Task objective: State the number of lines in these records holding "Percentage". Say nothing more.

Items:
════

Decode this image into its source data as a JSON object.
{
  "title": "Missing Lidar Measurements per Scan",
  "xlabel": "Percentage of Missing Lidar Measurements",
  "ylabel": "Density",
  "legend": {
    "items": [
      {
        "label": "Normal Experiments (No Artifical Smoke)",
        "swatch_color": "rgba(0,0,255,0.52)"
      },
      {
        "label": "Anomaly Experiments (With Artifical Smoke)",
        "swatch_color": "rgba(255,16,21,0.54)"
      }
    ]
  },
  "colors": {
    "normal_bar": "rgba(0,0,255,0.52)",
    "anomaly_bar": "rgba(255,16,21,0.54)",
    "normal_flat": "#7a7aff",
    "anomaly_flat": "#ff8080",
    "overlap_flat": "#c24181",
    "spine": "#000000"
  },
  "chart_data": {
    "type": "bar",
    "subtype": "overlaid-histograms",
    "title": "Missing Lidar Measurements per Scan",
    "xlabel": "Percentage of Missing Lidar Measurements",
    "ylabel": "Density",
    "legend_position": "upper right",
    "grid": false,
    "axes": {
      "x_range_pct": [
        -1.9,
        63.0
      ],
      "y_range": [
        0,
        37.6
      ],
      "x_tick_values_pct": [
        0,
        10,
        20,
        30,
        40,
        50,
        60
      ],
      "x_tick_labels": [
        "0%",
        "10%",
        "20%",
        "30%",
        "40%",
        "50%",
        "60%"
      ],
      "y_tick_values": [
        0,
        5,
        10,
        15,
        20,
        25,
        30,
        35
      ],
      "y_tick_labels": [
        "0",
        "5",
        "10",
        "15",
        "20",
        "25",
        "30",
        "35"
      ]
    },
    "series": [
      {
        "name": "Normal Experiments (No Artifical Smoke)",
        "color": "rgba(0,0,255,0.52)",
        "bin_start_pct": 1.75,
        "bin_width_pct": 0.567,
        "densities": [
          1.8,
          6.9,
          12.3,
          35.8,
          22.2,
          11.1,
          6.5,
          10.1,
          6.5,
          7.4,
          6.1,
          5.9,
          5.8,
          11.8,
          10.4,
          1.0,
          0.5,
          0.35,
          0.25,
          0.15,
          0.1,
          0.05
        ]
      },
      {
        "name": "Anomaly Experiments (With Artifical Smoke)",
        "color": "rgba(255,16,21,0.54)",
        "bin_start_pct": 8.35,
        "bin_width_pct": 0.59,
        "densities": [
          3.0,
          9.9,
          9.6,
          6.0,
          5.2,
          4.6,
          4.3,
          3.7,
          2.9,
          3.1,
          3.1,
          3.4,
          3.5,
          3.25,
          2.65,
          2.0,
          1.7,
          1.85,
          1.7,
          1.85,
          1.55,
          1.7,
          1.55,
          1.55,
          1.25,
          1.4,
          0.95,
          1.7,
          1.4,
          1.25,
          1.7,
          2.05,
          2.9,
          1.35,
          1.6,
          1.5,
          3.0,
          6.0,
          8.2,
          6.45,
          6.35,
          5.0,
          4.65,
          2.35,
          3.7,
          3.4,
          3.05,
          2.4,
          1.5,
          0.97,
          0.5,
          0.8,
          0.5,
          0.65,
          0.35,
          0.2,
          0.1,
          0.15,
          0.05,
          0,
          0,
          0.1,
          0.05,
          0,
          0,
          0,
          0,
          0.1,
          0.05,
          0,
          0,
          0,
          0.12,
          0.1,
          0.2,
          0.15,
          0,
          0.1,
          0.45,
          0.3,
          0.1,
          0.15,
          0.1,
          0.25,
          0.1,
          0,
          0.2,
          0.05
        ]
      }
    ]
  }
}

════

Answer below: 2